Requirements: Search the records for "modo" and copy each line that holds it.

## BEGIN

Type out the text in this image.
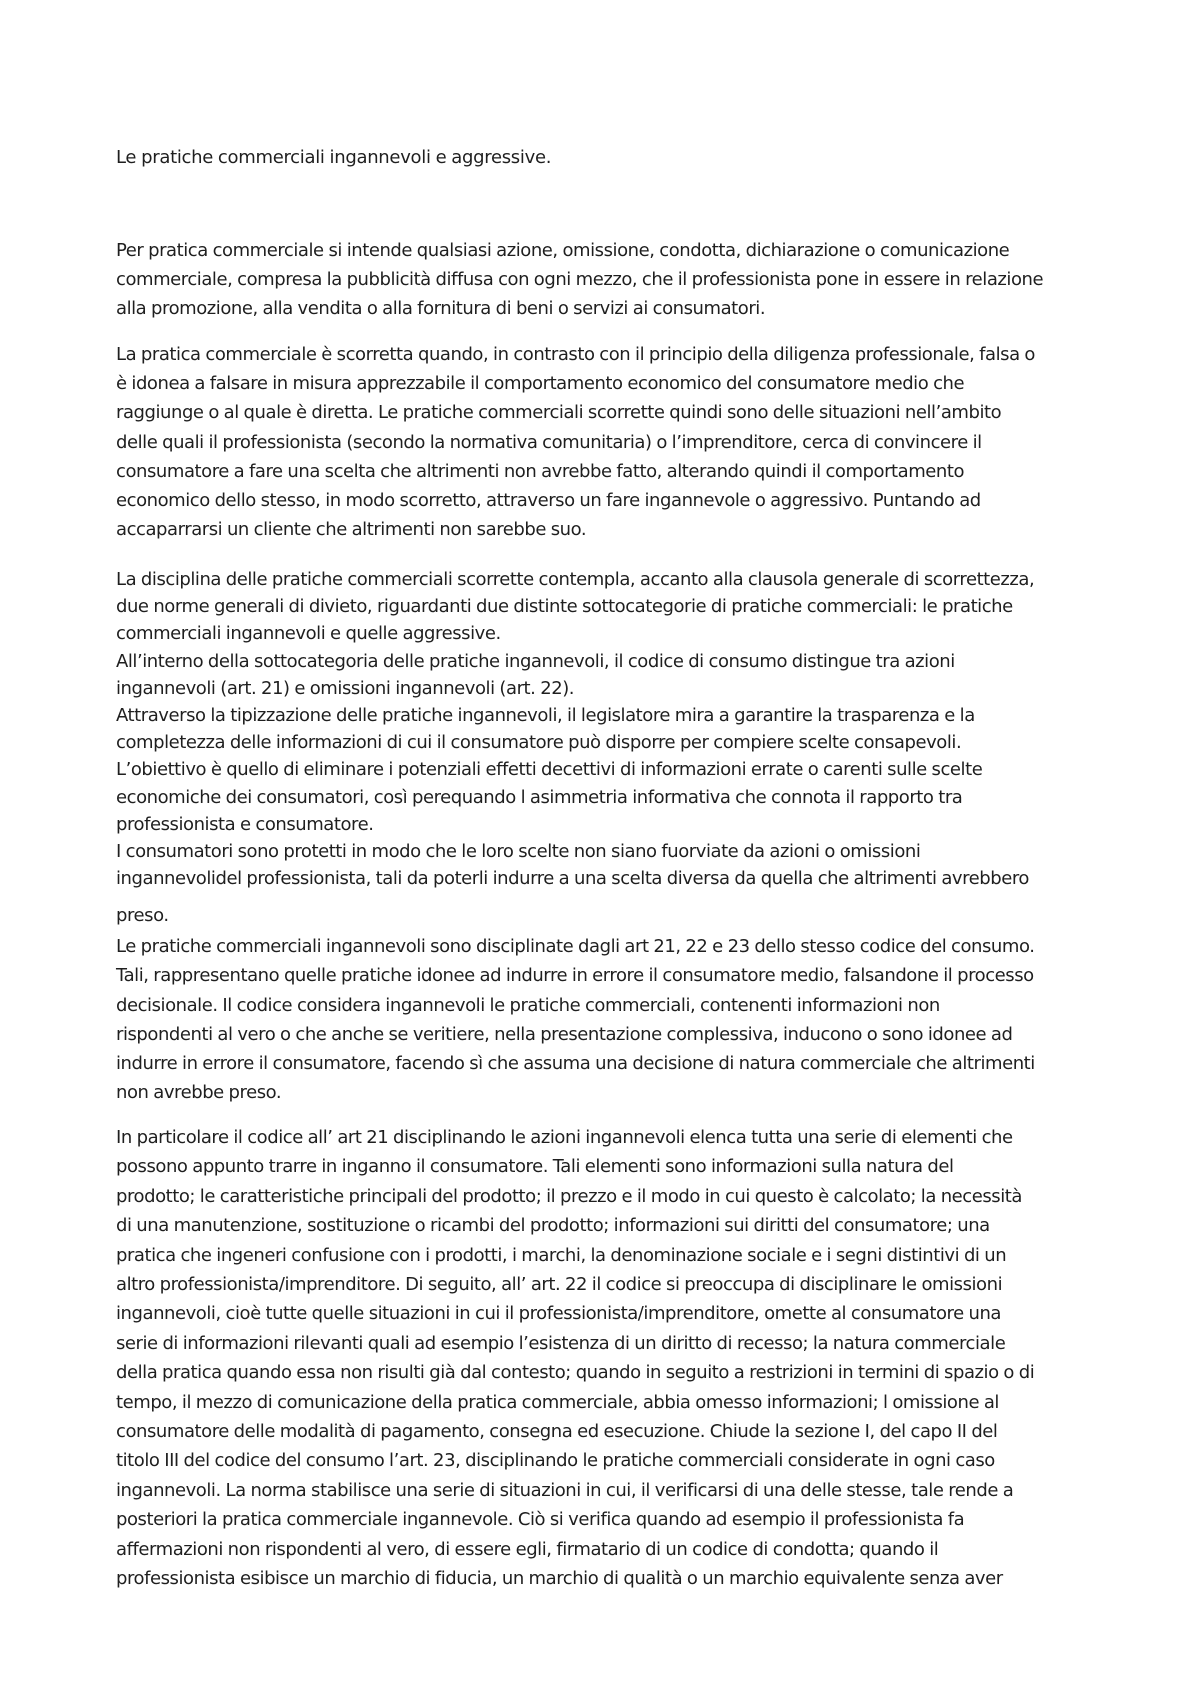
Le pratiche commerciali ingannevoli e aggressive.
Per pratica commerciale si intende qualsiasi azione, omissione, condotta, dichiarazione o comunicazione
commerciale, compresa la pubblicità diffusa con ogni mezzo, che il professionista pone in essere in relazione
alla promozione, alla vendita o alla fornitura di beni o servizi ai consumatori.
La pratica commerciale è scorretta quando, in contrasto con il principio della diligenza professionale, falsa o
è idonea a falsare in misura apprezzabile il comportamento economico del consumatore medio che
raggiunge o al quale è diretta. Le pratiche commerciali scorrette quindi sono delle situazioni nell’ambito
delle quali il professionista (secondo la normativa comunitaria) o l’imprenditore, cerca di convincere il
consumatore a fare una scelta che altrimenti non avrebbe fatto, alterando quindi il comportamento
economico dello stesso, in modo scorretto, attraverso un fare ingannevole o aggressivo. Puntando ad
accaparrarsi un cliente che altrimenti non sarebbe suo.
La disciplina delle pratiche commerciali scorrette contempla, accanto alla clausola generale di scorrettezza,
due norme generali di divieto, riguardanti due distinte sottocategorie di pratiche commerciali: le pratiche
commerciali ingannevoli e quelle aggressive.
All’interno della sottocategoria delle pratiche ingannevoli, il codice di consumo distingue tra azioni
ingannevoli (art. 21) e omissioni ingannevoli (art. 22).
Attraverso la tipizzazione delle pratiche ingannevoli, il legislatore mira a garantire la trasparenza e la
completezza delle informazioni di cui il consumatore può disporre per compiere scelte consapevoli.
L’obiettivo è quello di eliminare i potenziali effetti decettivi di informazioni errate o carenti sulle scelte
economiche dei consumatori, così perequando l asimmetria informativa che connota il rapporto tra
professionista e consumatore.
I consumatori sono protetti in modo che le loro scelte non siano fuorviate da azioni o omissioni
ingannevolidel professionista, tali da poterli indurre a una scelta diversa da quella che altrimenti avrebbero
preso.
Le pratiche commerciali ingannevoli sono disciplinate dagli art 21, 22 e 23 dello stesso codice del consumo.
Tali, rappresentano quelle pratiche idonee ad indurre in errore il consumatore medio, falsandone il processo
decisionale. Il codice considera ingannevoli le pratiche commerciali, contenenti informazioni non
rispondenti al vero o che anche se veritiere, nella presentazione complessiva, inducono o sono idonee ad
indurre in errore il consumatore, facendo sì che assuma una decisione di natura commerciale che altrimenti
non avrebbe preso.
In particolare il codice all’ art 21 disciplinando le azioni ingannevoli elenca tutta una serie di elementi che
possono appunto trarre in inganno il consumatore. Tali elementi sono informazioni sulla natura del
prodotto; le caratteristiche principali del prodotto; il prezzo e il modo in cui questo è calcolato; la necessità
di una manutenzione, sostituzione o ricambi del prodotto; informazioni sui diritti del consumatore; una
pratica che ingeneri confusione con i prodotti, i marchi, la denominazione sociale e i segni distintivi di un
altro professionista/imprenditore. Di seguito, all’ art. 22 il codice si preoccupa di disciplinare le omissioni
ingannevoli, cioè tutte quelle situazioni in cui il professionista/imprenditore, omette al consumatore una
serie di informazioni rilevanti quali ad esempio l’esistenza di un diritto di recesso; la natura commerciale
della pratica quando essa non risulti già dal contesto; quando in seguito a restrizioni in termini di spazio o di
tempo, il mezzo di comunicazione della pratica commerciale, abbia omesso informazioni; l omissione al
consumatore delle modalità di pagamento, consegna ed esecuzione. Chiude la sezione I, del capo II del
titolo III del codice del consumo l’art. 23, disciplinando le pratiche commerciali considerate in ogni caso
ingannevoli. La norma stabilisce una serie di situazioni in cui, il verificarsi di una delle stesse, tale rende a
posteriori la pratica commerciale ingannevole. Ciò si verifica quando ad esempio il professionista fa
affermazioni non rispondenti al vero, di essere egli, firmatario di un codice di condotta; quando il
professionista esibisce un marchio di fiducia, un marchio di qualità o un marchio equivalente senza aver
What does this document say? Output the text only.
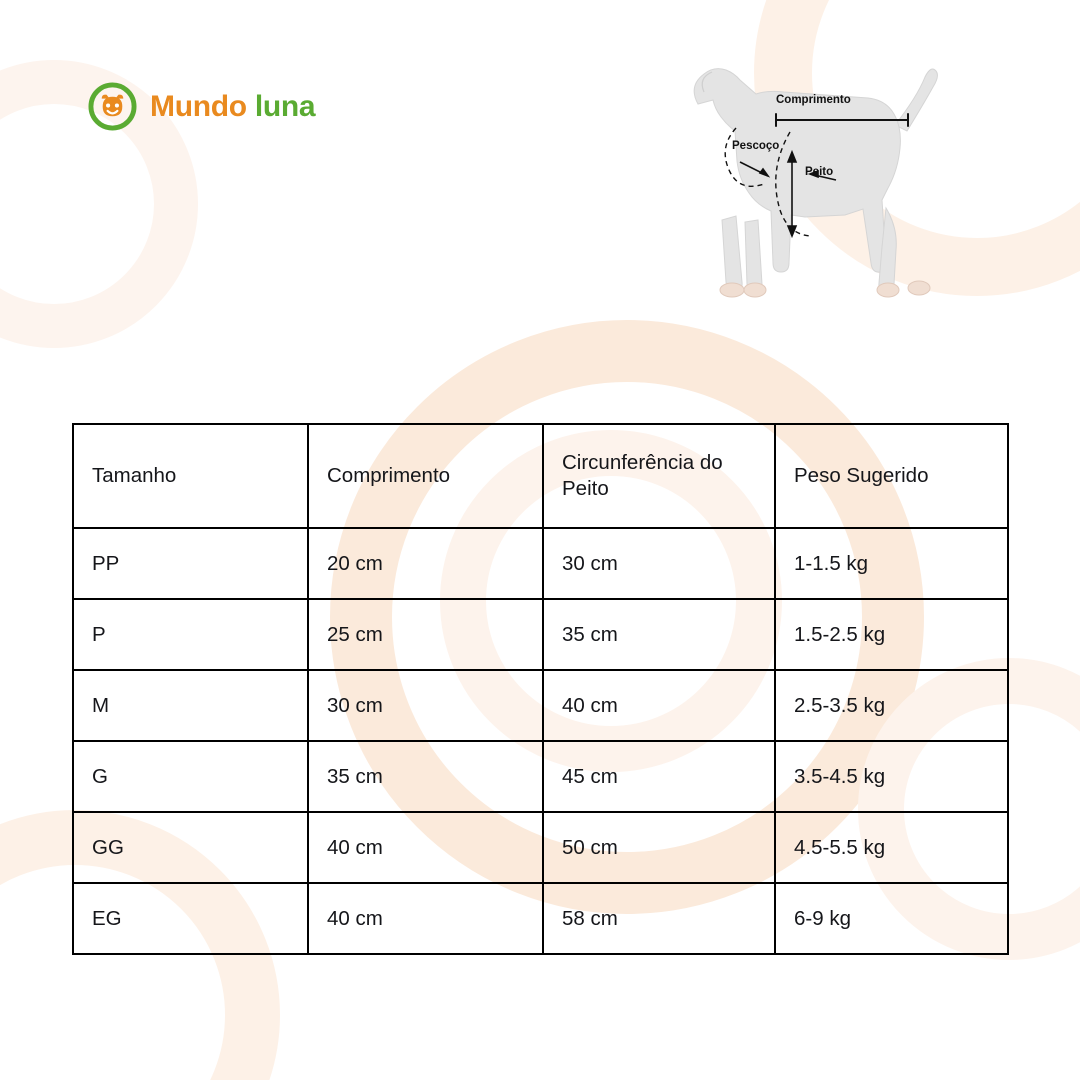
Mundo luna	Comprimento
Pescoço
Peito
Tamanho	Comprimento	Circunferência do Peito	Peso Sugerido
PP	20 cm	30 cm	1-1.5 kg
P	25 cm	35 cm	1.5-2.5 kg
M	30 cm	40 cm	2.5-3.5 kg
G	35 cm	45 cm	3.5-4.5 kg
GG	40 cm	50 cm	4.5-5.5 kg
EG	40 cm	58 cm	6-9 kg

## END

Task response:
economico dello stesso, in modo scorretto, attraverso un fare ingannevole o aggressivo. Puntando ad
I consumatori sono protetti in modo che le loro scelte non siano fuorviate da azioni o omissioni
prodotto; le caratteristiche principali del prodotto; il prezzo e il modo in cui questo è calcolato; la necessità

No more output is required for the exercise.